BEGIN

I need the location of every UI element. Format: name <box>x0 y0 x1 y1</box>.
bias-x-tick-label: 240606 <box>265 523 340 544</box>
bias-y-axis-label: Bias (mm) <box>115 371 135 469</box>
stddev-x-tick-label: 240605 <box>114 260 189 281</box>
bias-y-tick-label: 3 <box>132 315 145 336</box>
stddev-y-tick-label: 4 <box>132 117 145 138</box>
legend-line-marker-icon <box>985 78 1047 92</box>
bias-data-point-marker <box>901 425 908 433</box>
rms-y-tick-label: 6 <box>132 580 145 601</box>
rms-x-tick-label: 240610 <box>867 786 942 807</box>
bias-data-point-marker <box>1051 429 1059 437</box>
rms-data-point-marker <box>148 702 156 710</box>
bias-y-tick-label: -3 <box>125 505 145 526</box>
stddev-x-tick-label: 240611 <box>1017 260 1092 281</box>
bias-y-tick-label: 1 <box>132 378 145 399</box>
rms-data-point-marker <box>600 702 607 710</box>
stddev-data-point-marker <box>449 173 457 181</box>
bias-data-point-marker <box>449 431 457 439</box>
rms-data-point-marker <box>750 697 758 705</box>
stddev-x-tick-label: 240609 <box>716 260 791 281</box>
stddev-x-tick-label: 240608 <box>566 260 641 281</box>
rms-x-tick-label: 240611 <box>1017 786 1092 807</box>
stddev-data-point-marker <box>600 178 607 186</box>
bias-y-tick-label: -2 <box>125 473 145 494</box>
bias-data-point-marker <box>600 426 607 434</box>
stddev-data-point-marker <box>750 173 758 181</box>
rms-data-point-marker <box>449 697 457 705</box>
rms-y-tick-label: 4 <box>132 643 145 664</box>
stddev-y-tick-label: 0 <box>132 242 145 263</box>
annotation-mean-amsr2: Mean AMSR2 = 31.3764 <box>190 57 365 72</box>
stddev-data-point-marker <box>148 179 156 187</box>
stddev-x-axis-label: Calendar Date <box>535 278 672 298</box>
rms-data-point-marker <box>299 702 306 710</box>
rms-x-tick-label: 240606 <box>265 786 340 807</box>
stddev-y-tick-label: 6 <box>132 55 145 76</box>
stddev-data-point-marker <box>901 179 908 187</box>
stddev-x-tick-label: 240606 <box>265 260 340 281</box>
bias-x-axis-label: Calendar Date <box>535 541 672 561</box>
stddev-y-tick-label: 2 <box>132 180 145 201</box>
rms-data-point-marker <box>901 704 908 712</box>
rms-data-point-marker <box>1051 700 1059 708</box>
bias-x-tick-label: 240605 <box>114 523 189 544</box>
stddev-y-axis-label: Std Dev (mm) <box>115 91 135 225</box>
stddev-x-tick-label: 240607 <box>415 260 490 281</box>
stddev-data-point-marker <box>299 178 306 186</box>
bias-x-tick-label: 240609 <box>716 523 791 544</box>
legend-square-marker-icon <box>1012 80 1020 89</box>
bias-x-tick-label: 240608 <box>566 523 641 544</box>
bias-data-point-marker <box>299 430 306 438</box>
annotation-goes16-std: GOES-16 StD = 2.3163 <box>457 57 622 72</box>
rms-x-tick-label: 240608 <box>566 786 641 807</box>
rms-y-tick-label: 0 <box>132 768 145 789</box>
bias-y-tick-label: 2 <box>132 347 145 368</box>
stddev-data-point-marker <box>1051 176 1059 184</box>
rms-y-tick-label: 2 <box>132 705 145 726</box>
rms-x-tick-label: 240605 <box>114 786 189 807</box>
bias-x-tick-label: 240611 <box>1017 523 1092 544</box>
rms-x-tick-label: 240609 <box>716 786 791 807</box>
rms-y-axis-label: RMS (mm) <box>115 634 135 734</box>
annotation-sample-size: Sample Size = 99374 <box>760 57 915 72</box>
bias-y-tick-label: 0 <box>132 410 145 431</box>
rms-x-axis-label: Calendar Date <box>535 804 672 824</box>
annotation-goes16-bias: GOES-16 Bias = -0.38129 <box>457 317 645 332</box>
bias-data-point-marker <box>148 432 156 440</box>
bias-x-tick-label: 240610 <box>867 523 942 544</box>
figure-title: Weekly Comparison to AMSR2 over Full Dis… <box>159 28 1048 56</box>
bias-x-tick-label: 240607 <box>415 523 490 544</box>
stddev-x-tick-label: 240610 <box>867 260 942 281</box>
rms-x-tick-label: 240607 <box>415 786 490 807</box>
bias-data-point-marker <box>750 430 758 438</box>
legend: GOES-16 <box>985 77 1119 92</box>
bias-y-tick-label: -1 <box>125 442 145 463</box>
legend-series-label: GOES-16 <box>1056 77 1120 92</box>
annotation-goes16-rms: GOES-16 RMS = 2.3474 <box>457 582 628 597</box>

END

**What is needed**
Reproduce every line above word for word, in the same order.

**Solution for this exercise**
I need the location of every UI element. Format: name <box>x0 y0 x1 y1</box>.
bias-x-tick-label: 240606 <box>265 523 340 544</box>
bias-y-axis-label: Bias (mm) <box>115 371 135 469</box>
stddev-x-tick-label: 240605 <box>114 260 189 281</box>
bias-y-tick-label: 3 <box>132 315 145 336</box>
stddev-y-tick-label: 4 <box>132 117 145 138</box>
legend-line-marker-icon <box>985 78 1047 92</box>
bias-data-point-marker <box>901 425 908 433</box>
rms-y-tick-label: 6 <box>132 580 145 601</box>
rms-x-tick-label: 240610 <box>867 786 942 807</box>
bias-data-point-marker <box>1051 429 1059 437</box>
rms-data-point-marker <box>148 702 156 710</box>
bias-y-tick-label: -3 <box>125 505 145 526</box>
stddev-x-tick-label: 240611 <box>1017 260 1092 281</box>
bias-y-tick-label: 1 <box>132 378 145 399</box>
rms-data-point-marker <box>600 702 607 710</box>
stddev-data-point-marker <box>449 173 457 181</box>
bias-data-point-marker <box>449 431 457 439</box>
rms-data-point-marker <box>750 697 758 705</box>
stddev-x-tick-label: 240609 <box>716 260 791 281</box>
stddev-x-tick-label: 240608 <box>566 260 641 281</box>
rms-x-tick-label: 240611 <box>1017 786 1092 807</box>
stddev-data-point-marker <box>600 178 607 186</box>
bias-y-tick-label: -2 <box>125 473 145 494</box>
bias-data-point-marker <box>600 426 607 434</box>
stddev-data-point-marker <box>750 173 758 181</box>
rms-data-point-marker <box>449 697 457 705</box>
rms-y-tick-label: 4 <box>132 643 145 664</box>
stddev-y-tick-label: 0 <box>132 242 145 263</box>
annotation-mean-amsr2: Mean AMSR2 = 31.3764 <box>190 57 365 72</box>
stddev-data-point-marker <box>148 179 156 187</box>
stddev-x-axis-label: Calendar Date <box>535 278 672 298</box>
rms-data-point-marker <box>299 702 306 710</box>
rms-x-tick-label: 240606 <box>265 786 340 807</box>
stddev-y-tick-label: 6 <box>132 55 145 76</box>
stddev-data-point-marker <box>901 179 908 187</box>
stddev-x-tick-label: 240606 <box>265 260 340 281</box>
bias-x-axis-label: Calendar Date <box>535 541 672 561</box>
stddev-y-tick-label: 2 <box>132 180 145 201</box>
rms-data-point-marker <box>901 704 908 712</box>
rms-data-point-marker <box>1051 700 1059 708</box>
bias-x-tick-label: 240605 <box>114 523 189 544</box>
stddev-y-axis-label: Std Dev (mm) <box>115 91 135 225</box>
stddev-x-tick-label: 240607 <box>415 260 490 281</box>
stddev-data-point-marker <box>299 178 306 186</box>
bias-x-tick-label: 240609 <box>716 523 791 544</box>
legend-square-marker-icon <box>1012 80 1020 89</box>
bias-x-tick-label: 240608 <box>566 523 641 544</box>
bias-data-point-marker <box>299 430 306 438</box>
annotation-goes16-std: GOES-16 StD = 2.3163 <box>457 57 622 72</box>
rms-x-tick-label: 240608 <box>566 786 641 807</box>
rms-y-tick-label: 0 <box>132 768 145 789</box>
bias-y-tick-label: 2 <box>132 347 145 368</box>
stddev-data-point-marker <box>1051 176 1059 184</box>
rms-y-tick-label: 2 <box>132 705 145 726</box>
rms-x-tick-label: 240605 <box>114 786 189 807</box>
bias-x-tick-label: 240611 <box>1017 523 1092 544</box>
rms-x-tick-label: 240609 <box>716 786 791 807</box>
rms-y-axis-label: RMS (mm) <box>115 634 135 734</box>
annotation-sample-size: Sample Size = 99374 <box>760 57 915 72</box>
bias-y-tick-label: 0 <box>132 410 145 431</box>
rms-x-axis-label: Calendar Date <box>535 804 672 824</box>
annotation-goes16-bias: GOES-16 Bias = -0.38129 <box>457 317 645 332</box>
bias-data-point-marker <box>148 432 156 440</box>
bias-x-tick-label: 240610 <box>867 523 942 544</box>
figure-title: Weekly Comparison to AMSR2 over Full Dis… <box>159 28 1048 56</box>
bias-x-tick-label: 240607 <box>415 523 490 544</box>
stddev-x-tick-label: 240610 <box>867 260 942 281</box>
rms-x-tick-label: 240607 <box>415 786 490 807</box>
bias-data-point-marker <box>750 430 758 438</box>
legend: GOES-16 <box>985 77 1119 92</box>
bias-y-tick-label: -1 <box>125 442 145 463</box>
legend-series-label: GOES-16 <box>1056 77 1120 92</box>
annotation-goes16-rms: GOES-16 RMS = 2.3474 <box>457 582 628 597</box>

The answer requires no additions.